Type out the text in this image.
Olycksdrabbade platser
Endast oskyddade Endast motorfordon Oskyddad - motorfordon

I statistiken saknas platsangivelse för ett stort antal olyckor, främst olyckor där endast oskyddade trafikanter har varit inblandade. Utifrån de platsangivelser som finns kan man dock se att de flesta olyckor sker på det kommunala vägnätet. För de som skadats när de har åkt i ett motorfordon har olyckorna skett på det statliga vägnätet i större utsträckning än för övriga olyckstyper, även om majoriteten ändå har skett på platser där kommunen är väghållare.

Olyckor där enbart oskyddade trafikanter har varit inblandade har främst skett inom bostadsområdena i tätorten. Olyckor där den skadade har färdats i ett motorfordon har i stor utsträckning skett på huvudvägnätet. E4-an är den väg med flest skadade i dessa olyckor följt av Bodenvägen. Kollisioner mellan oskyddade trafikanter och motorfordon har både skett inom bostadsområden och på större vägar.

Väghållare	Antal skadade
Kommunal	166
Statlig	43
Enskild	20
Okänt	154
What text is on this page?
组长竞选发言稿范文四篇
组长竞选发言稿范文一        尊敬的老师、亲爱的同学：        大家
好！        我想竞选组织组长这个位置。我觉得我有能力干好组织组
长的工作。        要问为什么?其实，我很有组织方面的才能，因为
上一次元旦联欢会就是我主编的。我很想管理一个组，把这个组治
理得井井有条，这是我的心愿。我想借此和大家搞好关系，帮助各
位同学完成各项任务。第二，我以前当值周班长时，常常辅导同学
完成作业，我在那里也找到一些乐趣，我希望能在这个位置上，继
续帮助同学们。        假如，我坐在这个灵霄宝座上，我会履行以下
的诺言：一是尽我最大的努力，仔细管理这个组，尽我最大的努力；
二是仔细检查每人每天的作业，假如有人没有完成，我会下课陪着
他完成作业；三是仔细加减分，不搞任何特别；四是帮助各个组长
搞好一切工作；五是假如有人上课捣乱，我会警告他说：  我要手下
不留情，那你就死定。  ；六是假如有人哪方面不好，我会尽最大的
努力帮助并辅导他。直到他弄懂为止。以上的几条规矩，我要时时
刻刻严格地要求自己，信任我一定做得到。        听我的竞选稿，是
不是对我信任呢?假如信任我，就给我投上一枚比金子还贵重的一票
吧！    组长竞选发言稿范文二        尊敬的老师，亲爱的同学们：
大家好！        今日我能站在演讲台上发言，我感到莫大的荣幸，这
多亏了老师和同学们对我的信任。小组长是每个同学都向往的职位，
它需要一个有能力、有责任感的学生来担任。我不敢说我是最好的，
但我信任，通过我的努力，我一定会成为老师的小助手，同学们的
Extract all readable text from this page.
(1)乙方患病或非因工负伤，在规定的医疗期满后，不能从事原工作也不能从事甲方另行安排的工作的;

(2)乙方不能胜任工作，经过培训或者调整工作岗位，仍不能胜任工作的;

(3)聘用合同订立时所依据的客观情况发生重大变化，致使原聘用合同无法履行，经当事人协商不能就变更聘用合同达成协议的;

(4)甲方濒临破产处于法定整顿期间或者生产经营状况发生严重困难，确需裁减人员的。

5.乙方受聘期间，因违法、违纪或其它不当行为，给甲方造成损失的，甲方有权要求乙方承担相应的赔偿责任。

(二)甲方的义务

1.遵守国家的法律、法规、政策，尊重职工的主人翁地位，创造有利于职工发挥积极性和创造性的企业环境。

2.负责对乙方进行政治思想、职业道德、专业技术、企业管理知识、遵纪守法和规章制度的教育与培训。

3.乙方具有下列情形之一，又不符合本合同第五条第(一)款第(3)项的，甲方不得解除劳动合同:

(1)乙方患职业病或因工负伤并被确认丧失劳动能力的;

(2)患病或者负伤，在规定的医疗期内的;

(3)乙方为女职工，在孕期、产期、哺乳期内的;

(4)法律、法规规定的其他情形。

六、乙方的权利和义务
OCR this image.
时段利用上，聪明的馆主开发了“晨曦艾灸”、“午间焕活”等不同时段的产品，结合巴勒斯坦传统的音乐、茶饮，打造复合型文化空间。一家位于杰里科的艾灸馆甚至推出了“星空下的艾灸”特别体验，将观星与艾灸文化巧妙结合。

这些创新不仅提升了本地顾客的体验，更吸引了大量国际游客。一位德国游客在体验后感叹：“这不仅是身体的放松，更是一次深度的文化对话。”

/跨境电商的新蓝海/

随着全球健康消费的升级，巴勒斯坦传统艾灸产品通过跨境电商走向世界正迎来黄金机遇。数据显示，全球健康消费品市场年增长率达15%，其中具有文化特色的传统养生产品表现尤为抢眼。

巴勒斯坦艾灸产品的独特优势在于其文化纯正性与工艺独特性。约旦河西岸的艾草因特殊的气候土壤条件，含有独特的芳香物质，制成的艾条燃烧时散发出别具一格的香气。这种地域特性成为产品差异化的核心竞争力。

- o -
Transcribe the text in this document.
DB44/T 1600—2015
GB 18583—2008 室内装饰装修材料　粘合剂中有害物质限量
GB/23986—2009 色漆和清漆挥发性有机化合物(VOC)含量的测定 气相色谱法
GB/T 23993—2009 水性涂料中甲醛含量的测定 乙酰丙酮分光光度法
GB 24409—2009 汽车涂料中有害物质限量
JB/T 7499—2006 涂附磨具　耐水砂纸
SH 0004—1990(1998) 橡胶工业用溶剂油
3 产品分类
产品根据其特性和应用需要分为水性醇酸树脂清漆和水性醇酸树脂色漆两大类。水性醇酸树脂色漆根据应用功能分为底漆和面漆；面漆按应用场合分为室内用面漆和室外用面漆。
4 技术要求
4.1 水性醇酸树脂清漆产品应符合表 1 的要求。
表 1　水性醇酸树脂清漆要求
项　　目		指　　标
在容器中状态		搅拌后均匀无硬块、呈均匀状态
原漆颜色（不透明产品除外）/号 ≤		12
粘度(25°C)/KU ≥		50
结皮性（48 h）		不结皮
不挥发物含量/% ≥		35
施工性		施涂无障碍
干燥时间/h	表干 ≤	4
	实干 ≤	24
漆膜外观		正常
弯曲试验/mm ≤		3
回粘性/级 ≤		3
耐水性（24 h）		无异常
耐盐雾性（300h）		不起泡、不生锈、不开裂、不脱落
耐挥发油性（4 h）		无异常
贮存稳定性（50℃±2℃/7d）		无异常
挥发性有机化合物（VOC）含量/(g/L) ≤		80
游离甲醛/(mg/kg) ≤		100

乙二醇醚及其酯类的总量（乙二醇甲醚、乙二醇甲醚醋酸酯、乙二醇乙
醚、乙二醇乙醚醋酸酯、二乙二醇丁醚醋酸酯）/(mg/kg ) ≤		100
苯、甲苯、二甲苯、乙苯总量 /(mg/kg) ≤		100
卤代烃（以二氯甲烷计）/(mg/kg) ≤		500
= = =
WHAT YOU HAVE TO DO:
Reproduce the final stretch of the data above: every line from the one holding "Transcribe the text in this document." through the end, inclusive, exactly as written and nothing else.

EXERCISE RESULT:
Transcribe the text in this document.
DB44/T 1600—2015
GB 18583—2008 室内装饰装修材料　粘合剂中有害物质限量
GB/23986—2009 色漆和清漆挥发性有机化合物(VOC)含量的测定 气相色谱法
GB/T 23993—2009 水性涂料中甲醛含量的测定 乙酰丙酮分光光度法
GB 24409—2009 汽车涂料中有害物质限量
JB/T 7499—2006 涂附磨具　耐水砂纸
SH 0004—1990(1998) 橡胶工业用溶剂油
3 产品分类
产品根据其特性和应用需要分为水性醇酸树脂清漆和水性醇酸树脂色漆两大类。水性醇酸树脂色漆根据应用功能分为底漆和面漆；面漆按应用场合分为室内用面漆和室外用面漆。
4 技术要求
4.1 水性醇酸树脂清漆产品应符合表 1 的要求。
表 1　水性醇酸树脂清漆要求
项　　目		指　　标
在容器中状态		搅拌后均匀无硬块、呈均匀状态
原漆颜色（不透明产品除外）/号 ≤		12
粘度(25°C)/KU ≥		50
结皮性（48 h）		不结皮
不挥发物含量/% ≥		35
施工性		施涂无障碍
干燥时间/h	表干 ≤	4
	实干 ≤	24
漆膜外观		正常
弯曲试验/mm ≤		3
回粘性/级 ≤		3
耐水性（24 h）		无异常
耐盐雾性（300h）		不起泡、不生锈、不开裂、不脱落
耐挥发油性（4 h）		无异常
贮存稳定性（50℃±2℃/7d）		无异常
挥发性有机化合物（VOC）含量/(g/L) ≤		80
游离甲醛/(mg/kg) ≤		100

乙二醇醚及其酯类的总量（乙二醇甲醚、乙二醇甲醚醋酸酯、乙二醇乙
醚、乙二醇乙醚醋酸酯、二乙二醇丁醚醋酸酯）/(mg/kg ) ≤		100
苯、甲苯、二甲苯、乙苯总量 /(mg/kg) ≤		100
卤代烃（以二氯甲烷计）/(mg/kg) ≤		500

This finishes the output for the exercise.